**SHORT PROBLEM:** Quote, without change, all of the lines that follow.
--- Start of DATA SHOWN ---
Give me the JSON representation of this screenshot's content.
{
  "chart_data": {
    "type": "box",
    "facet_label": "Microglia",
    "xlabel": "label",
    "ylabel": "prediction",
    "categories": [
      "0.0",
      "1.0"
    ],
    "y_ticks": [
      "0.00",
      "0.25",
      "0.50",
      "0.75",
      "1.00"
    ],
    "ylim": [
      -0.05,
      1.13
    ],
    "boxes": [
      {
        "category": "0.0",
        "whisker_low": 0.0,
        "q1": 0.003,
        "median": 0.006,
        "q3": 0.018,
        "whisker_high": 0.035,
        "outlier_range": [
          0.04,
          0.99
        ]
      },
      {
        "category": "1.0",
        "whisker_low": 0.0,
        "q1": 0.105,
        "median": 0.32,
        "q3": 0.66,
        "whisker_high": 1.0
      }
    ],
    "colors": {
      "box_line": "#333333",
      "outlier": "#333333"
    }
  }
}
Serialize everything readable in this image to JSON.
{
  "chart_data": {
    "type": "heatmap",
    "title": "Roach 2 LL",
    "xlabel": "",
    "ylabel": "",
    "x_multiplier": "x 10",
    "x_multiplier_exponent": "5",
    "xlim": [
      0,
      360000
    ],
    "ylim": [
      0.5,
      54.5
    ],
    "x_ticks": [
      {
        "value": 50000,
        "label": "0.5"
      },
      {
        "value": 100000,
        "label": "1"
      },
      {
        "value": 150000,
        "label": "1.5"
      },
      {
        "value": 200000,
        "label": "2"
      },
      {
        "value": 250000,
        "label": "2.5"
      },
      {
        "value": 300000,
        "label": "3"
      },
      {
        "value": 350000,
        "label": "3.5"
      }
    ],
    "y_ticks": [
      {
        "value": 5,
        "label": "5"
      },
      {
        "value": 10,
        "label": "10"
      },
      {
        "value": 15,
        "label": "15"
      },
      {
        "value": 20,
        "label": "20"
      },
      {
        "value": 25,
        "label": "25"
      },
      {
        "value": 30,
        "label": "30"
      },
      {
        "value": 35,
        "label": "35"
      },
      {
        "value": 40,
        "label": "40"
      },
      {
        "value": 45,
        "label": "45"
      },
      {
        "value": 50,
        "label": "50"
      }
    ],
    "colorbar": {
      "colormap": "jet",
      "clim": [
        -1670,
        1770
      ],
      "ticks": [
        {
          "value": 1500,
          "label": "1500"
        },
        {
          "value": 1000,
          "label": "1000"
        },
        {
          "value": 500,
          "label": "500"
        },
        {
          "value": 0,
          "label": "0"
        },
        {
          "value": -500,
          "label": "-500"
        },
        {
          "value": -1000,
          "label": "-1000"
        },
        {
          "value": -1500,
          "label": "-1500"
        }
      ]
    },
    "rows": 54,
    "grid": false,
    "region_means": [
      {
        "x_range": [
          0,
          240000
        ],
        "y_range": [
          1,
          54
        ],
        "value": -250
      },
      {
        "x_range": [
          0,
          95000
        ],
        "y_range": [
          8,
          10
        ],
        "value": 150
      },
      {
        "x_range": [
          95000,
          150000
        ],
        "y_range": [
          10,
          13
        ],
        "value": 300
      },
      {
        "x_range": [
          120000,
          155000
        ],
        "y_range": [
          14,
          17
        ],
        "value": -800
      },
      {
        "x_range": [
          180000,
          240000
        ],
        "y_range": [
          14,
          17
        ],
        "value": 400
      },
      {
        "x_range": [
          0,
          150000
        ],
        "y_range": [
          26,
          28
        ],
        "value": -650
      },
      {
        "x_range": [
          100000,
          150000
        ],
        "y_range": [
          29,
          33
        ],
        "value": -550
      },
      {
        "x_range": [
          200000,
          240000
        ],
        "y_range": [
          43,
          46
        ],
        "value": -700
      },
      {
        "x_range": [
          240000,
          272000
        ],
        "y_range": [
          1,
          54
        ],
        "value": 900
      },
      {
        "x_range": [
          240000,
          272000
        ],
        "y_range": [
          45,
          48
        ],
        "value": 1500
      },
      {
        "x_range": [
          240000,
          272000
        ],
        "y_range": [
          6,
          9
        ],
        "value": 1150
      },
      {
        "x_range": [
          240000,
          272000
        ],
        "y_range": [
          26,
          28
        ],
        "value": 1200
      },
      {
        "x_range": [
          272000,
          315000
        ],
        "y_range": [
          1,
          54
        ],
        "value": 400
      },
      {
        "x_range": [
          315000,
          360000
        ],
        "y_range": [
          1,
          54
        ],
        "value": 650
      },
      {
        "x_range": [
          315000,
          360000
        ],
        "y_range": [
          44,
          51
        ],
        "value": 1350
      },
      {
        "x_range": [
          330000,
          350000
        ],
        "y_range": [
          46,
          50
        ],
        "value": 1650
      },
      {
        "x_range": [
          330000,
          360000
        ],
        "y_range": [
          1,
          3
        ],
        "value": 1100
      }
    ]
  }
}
--- End of DATA SHOWN ---
**ANSWER FOR THIS EXERCISE:**
Give me the JSON representation of this screenshot's content.
{
  "chart_data": {
    "type": "box",
    "facet_label": "Microglia",
    "xlabel": "label",
    "ylabel": "prediction",
    "categories": [
      "0.0",
      "1.0"
    ],
    "y_ticks": [
      "0.00",
      "0.25",
      "0.50",
      "0.75",
      "1.00"
    ],
    "ylim": [
      -0.05,
      1.13
    ],
    "boxes": [
      {
        "category": "0.0",
        "whisker_low": 0.0,
        "q1": 0.003,
        "median": 0.006,
        "q3": 0.018,
        "whisker_high": 0.035,
        "outlier_range": [
          0.04,
          0.99
        ]
      },
      {
        "category": "1.0",
        "whisker_low": 0.0,
        "q1": 0.105,
        "median": 0.32,
        "q3": 0.66,
        "whisker_high": 1.0
      }
    ],
    "colors": {
      "box_line": "#333333",
      "outlier": "#333333"
    }
  }
}
Serialize everything readable in this image to JSON.
{
  "chart_data": {
    "type": "heatmap",
    "title": "Roach 2 LL",
    "xlabel": "",
    "ylabel": "",
    "x_multiplier": "x 10",
    "x_multiplier_exponent": "5",
    "xlim": [
      0,
      360000
    ],
    "ylim": [
      0.5,
      54.5
    ],
    "x_ticks": [
      {
        "value": 50000,
        "label": "0.5"
      },
      {
        "value": 100000,
        "label": "1"
      },
      {
        "value": 150000,
        "label": "1.5"
      },
      {
        "value": 200000,
        "label": "2"
      },
      {
        "value": 250000,
        "label": "2.5"
      },
      {
        "value": 300000,
        "label": "3"
      },
      {
        "value": 350000,
        "label": "3.5"
      }
    ],
    "y_ticks": [
      {
        "value": 5,
        "label": "5"
      },
      {
        "value": 10,
        "label": "10"
      },
      {
        "value": 15,
        "label": "15"
      },
      {
        "value": 20,
        "label": "20"
      },
      {
        "value": 25,
        "label": "25"
      },
      {
        "value": 30,
        "label": "30"
      },
      {
        "value": 35,
        "label": "35"
      },
      {
        "value": 40,
        "label": "40"
      },
      {
        "value": 45,
        "label": "45"
      },
      {
        "value": 50,
        "label": "50"
      }
    ],
    "colorbar": {
      "colormap": "jet",
      "clim": [
        -1670,
        1770
      ],
      "ticks": [
        {
          "value": 1500,
          "label": "1500"
        },
        {
          "value": 1000,
          "label": "1000"
        },
        {
          "value": 500,
          "label": "500"
        },
        {
          "value": 0,
          "label": "0"
        },
        {
          "value": -500,
          "label": "-500"
        },
        {
          "value": -1000,
          "label": "-1000"
        },
        {
          "value": -1500,
          "label": "-1500"
        }
      ]
    },
    "rows": 54,
    "grid": false,
    "region_means": [
      {
        "x_range": [
          0,
          240000
        ],
        "y_range": [
          1,
          54
        ],
        "value": -250
      },
      {
        "x_range": [
          0,
          95000
        ],
        "y_range": [
          8,
          10
        ],
        "value": 150
      },
      {
        "x_range": [
          95000,
          150000
        ],
        "y_range": [
          10,
          13
        ],
        "value": 300
      },
      {
        "x_range": [
          120000,
          155000
        ],
        "y_range": [
          14,
          17
        ],
        "value": -800
      },
      {
        "x_range": [
          180000,
          240000
        ],
        "y_range": [
          14,
          17
        ],
        "value": 400
      },
      {
        "x_range": [
          0,
          150000
        ],
        "y_range": [
          26,
          28
        ],
        "value": -650
      },
      {
        "x_range": [
          100000,
          150000
        ],
        "y_range": [
          29,
          33
        ],
        "value": -550
      },
      {
        "x_range": [
          200000,
          240000
        ],
        "y_range": [
          43,
          46
        ],
        "value": -700
      },
      {
        "x_range": [
          240000,
          272000
        ],
        "y_range": [
          1,
          54
        ],
        "value": 900
      },
      {
        "x_range": [
          240000,
          272000
        ],
        "y_range": [
          45,
          48
        ],
        "value": 1500
      },
      {
        "x_range": [
          240000,
          272000
        ],
        "y_range": [
          6,
          9
        ],
        "value": 1150
      },
      {
        "x_range": [
          240000,
          272000
        ],
        "y_range": [
          26,
          28
        ],
        "value": 1200
      },
      {
        "x_range": [
          272000,
          315000
        ],
        "y_range": [
          1,
          54
        ],
        "value": 400
      },
      {
        "x_range": [
          315000,
          360000
        ],
        "y_range": [
          1,
          54
        ],
        "value": 650
      },
      {
        "x_range": [
          315000,
          360000
        ],
        "y_range": [
          44,
          51
        ],
        "value": 1350
      },
      {
        "x_range": [
          330000,
          350000
        ],
        "y_range": [
          46,
          50
        ],
        "value": 1650
      },
      {
        "x_range": [
          330000,
          360000
        ],
        "y_range": [
          1,
          3
        ],
        "value": 1100
      }
    ]
  }
}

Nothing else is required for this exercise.